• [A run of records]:

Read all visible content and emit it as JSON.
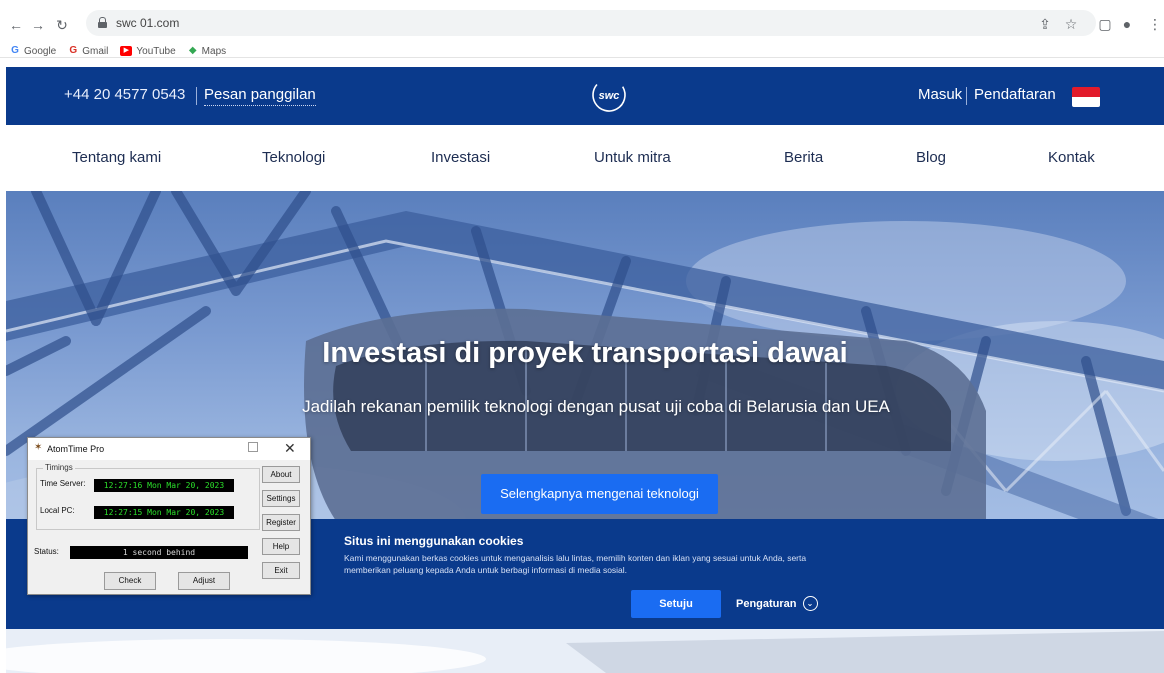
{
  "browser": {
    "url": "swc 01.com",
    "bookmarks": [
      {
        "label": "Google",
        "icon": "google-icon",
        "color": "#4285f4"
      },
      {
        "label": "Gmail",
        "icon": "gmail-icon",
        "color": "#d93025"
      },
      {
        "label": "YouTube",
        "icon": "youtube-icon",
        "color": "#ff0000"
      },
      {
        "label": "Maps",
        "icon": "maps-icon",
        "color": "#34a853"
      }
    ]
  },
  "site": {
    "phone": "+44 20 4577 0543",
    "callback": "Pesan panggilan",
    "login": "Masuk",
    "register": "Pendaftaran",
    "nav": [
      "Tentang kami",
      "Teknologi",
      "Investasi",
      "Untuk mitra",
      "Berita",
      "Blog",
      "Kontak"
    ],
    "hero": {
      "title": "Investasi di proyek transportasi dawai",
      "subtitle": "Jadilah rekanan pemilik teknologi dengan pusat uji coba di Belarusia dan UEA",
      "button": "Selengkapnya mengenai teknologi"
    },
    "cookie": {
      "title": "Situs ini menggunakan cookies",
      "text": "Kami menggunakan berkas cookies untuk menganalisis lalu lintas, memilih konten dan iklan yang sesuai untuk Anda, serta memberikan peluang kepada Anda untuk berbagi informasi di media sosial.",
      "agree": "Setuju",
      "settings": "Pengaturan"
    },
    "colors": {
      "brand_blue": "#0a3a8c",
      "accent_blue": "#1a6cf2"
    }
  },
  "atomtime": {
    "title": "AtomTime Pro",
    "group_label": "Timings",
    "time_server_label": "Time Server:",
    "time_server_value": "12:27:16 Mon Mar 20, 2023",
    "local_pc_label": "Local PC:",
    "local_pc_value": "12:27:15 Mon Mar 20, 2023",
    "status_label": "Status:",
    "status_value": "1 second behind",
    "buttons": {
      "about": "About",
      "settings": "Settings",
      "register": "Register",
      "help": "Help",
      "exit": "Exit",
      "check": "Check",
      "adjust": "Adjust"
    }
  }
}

* * *

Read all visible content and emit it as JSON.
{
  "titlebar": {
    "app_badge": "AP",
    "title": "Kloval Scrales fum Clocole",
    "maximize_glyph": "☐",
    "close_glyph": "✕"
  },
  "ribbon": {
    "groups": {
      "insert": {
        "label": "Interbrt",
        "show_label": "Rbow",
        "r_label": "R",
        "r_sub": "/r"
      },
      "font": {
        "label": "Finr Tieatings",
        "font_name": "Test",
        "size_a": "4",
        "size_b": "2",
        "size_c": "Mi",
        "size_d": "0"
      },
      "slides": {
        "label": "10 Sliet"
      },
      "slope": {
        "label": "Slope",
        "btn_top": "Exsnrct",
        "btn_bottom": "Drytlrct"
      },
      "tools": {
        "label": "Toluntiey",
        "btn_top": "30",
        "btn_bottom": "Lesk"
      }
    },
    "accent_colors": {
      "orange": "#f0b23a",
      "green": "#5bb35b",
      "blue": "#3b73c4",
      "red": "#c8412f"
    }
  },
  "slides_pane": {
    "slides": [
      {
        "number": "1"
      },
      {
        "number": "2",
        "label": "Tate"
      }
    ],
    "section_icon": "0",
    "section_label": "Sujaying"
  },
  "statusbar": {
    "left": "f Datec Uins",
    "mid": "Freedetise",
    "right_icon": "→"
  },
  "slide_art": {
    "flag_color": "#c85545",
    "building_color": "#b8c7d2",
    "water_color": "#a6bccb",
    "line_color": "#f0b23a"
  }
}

• [Objective]: Extract from the data every line where "menggunakan" shows up.

• [Output]:
      "title": "Situs ini menggunakan cookies",
      "text": "Kami menggunakan berkas cookies untuk menganalisis lalu lintas, memilih konten dan iklan yang sesuai untuk Anda, serta memberikan peluang kepada Anda untuk berbagi informasi di media sosial.",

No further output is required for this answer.